GIVEN PROBLEM → Copy out, character for character, the run of items that opens with the line containing "text-line: the Civil" and closes with the line containing "page-number — [0, 2004, 1680, 2186]", including both of those lines.

DATASET EXTRACT →
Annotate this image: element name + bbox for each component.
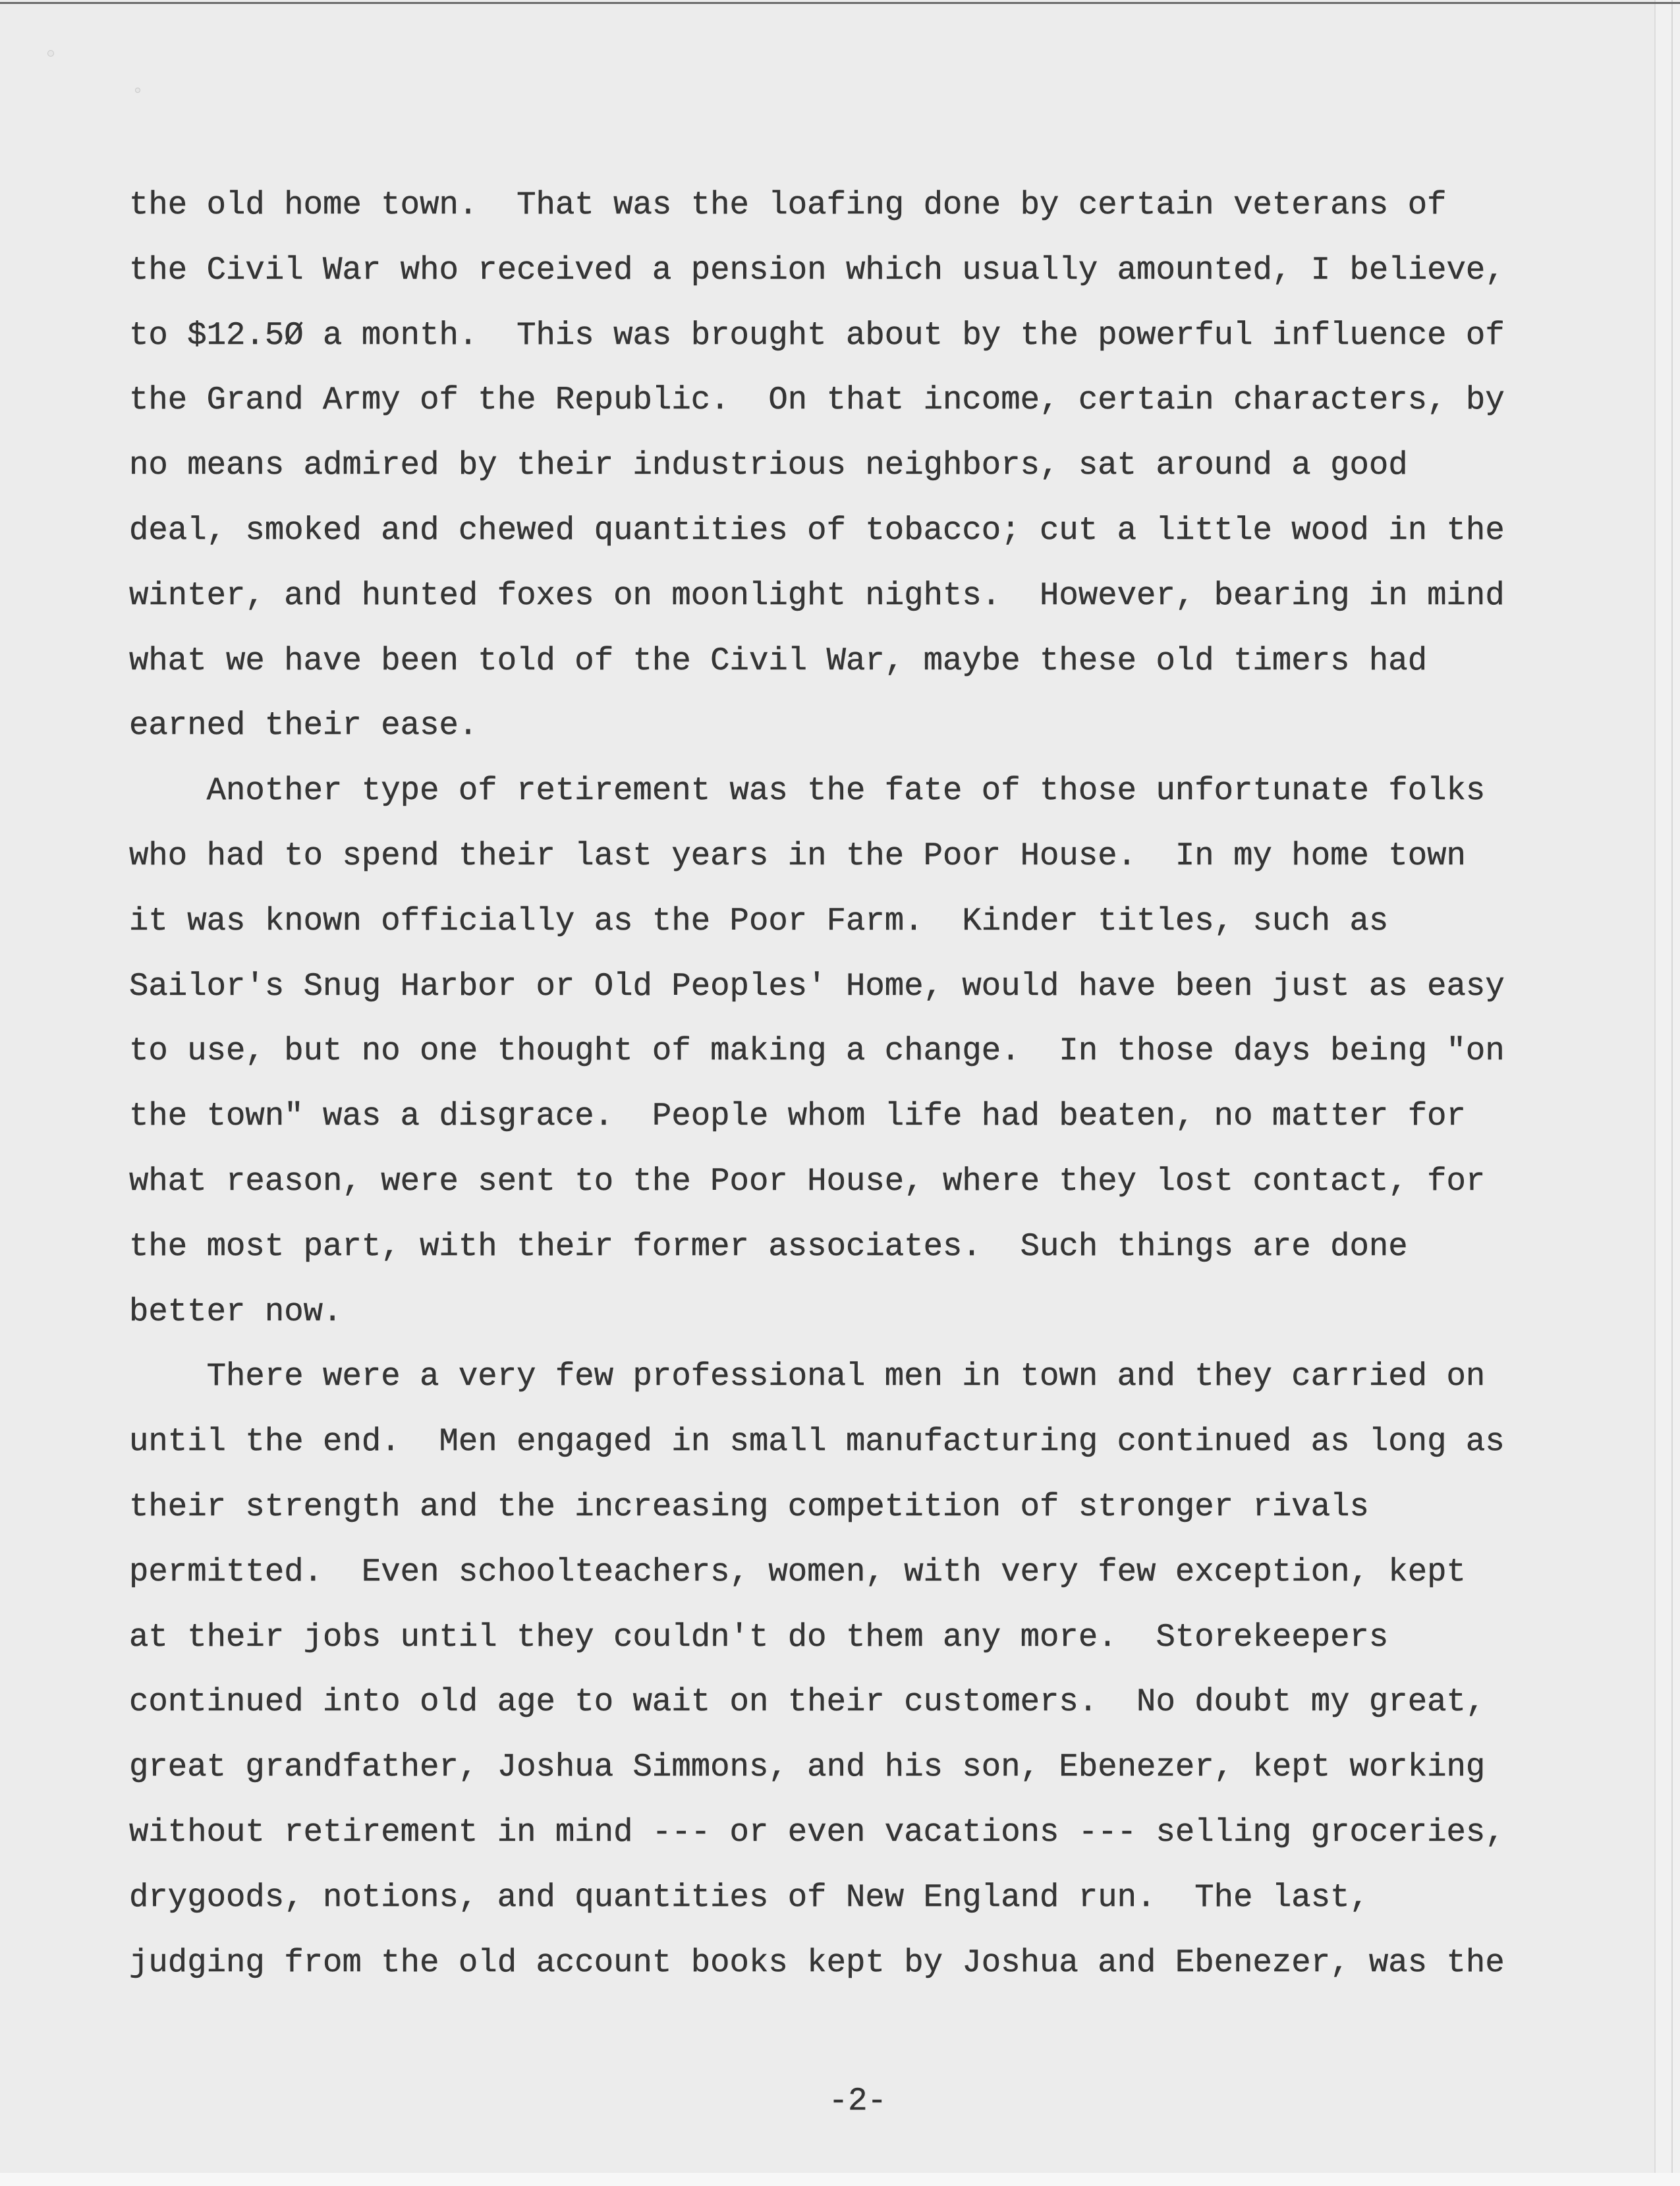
text-line: the Civil War who received a pension which usually amounted, I believe, — [129, 251, 1505, 289]
text-line: winter, and hunted foxes on moonlight nights. However, bearing in mind — [129, 576, 1505, 614]
scan-edge-line — [1654, 0, 1656, 2186]
page-top-edge — [0, 2, 1680, 4]
text-line: deal, smoked and chewed quantities of tobacco; cut a little wood in the — [129, 511, 1505, 549]
text-line: no means admired by their industrious neighbors, sat around a good — [129, 447, 1408, 484]
text-line: continued into old age to wait on their customers. No doubt my great, — [129, 1683, 1486, 1721]
paragraph-start-line: There were a very few professional men in town and they carried on — [129, 1358, 1486, 1395]
text-line: the town" was a disgrace. People whom life had beaten, no matter for — [129, 1098, 1466, 1135]
text-line: what reason, were sent to the Poor House, where they lost contact, for — [129, 1162, 1486, 1200]
text-line: judging from the old account books kept by Joshua and Ebenezer, was the — [129, 1944, 1505, 1981]
text-line: Sailor's Snug Harbor or Old Peoples' Home, would have been just as easy — [129, 967, 1505, 1005]
page-number — [0, 2004, 1680, 2186]
text-line: the most part, with their former associates. Such things are done — [129, 1227, 1408, 1265]
paragraph-start-line: Another type of retirement was the fate of those unfortunate folks — [129, 772, 1486, 810]
scan-edge-line — [1671, 0, 1673, 2186]
text-line: permitted. Even schoolteachers, women, with very few exception, kept — [129, 1553, 1466, 1590]
text-line: what we have been told of the Civil War, maybe these old timers had — [129, 642, 1428, 679]
paper-speck — [135, 88, 140, 93]
page-number-text: -2- — [828, 2082, 887, 2119]
body-text — [129, 173, 1579, 1995]
text-line: at their jobs until they couldn't do them any more. Storekeepers — [129, 1618, 1389, 1656]
text-line: until the end. Men engaged in small manufacturing continued as long as — [129, 1423, 1505, 1461]
text-line: the old home town. That was the loafing done by certain veterans of — [129, 186, 1447, 223]
text-line: earned their ease. — [129, 707, 478, 744]
scan-edge-strip — [1656, 0, 1680, 2186]
text-line: to use, but no one thought of making a change. In those days being "on — [129, 1032, 1505, 1070]
text-line: the Grand Army of the Republic. On that income, certain characters, by — [129, 381, 1505, 419]
text-line: to $12.5Ø a month. This was brought about by the powerful influence of — [129, 316, 1505, 354]
text-line: drygoods, notions, and quantities of New England run. The last, — [129, 1878, 1369, 1916]
paper-speck — [47, 50, 54, 57]
text-line: without retirement in mind --- or even vacations --- selling groceries, — [129, 1813, 1505, 1851]
text-line: their strength and the increasing competition of stronger rivals — [129, 1488, 1369, 1525]
text-line: better now. — [129, 1293, 343, 1330]
text-line: who had to spend their last years in the Poor House. In my home town — [129, 837, 1466, 874]
text-line: it was known officially as the Poor Farm. Kinder titles, such as — [129, 902, 1389, 939]
text-line: great grandfather, Joshua Simmons, and his son, Ebenezer, kept working — [129, 1749, 1486, 1786]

SOLUTION TO THIS TASK →
text-line: the Civil War who received a pension which usually amounted, I believe, — [129, 251, 1505, 289]
text-line: winter, and hunted foxes on moonlight nights. However, bearing in mind — [129, 576, 1505, 614]
scan-edge-line — [1654, 0, 1656, 2186]
page-top-edge — [0, 2, 1680, 4]
text-line: deal, smoked and chewed quantities of tobacco; cut a little wood in the — [129, 511, 1505, 549]
text-line: no means admired by their industrious neighbors, sat around a good — [129, 447, 1408, 484]
text-line: continued into old age to wait on their customers. No doubt my great, — [129, 1683, 1486, 1721]
paragraph-start-line: There were a very few professional men in town and they carried on — [129, 1358, 1486, 1395]
text-line: the town" was a disgrace. People whom life had beaten, no matter for — [129, 1098, 1466, 1135]
text-line: what reason, were sent to the Poor House, where they lost contact, for — [129, 1162, 1486, 1200]
text-line: judging from the old account books kept by Joshua and Ebenezer, was the — [129, 1944, 1505, 1981]
text-line: Sailor's Snug Harbor or Old Peoples' Home, would have been just as easy — [129, 967, 1505, 1005]
page-number — [0, 2004, 1680, 2186]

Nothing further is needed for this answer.